== What is asked ==
Copy out all lines with the word "audience" in them.
*** Task material
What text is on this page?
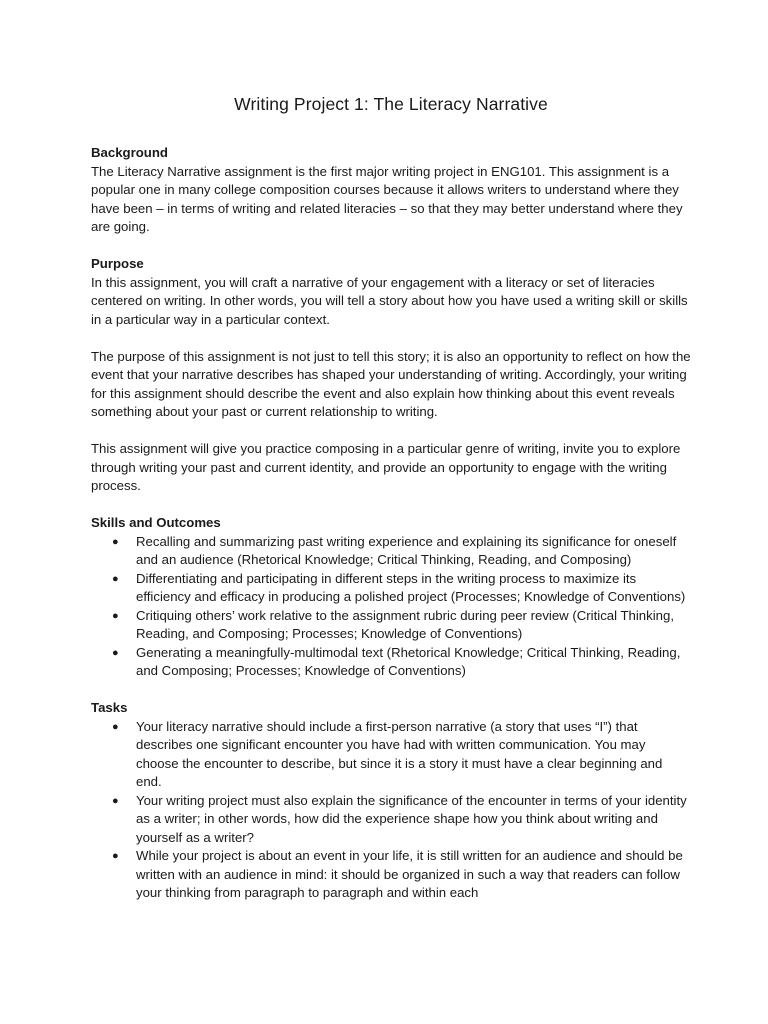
Writing Project 1: The Literacy Narrative

Background

The Literacy Narrative assignment is the first major writing project in ENG101. This assignment is a popular one in many college composition courses because it allows writers to understand where they have been – in terms of writing and related literacies – so that they may better understand where they are going.

Purpose

In this assignment, you will craft a narrative of your engagement with a literacy or set of literacies centered on writing. In other words, you will tell a story about how you have used a writing skill or skills in a particular way in a particular context.

The purpose of this assignment is not just to tell this story; it is also an opportunity to reflect on how the event that your narrative describes has shaped your understanding of writing. Accordingly, your writing for this assignment should describe the event and also explain how thinking about this event reveals something about your past or current relationship to writing.

This assignment will give you practice composing in a particular genre of writing, invite you to explore through writing your past and current identity, and provide an opportunity to engage with the writing process.

Skills and Outcomes

● Recalling and summarizing past writing experience and explaining its significance for oneself and an audience (Rhetorical Knowledge; Critical Thinking, Reading, and Composing)
● Differentiating and participating in different steps in the writing process to maximize its efficiency and efficacy in producing a polished project (Processes; Knowledge of Conventions)
● Critiquing others’ work relative to the assignment rubric during peer review (Critical Thinking, Reading, and Composing; Processes; Knowledge of Conventions)
● Generating a meaningfully-multimodal text (Rhetorical Knowledge; Critical Thinking, Reading, and Composing; Processes; Knowledge of Conventions)

Tasks

● Your literacy narrative should include a first-person narrative (a story that uses “I”) that describes one significant encounter you have had with written communication. You may choose the encounter to describe, but since it is a story it must have a clear beginning and end.
● Your writing project must also explain the significance of the encounter in terms of your identity as a writer; in other words, how did the experience shape how you think about writing and yourself as a writer?
● While your project is about an event in your life, it is still written for an audience and should be written with an audience in mind: it should be organized in such a way that readers can follow your thinking from paragraph to paragraph and within each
******
== Task answer ==
● Recalling and summarizing past writing experience and explaining its significance for oneself and an audience (Rhetorical Knowledge; Critical Thinking, Reading, and Composing)
● While your project is about an event in your life, it is still written for an audience and should be written with an audience in mind: it should be organized in such a way that readers can follow your thinking from paragraph to paragraph and within each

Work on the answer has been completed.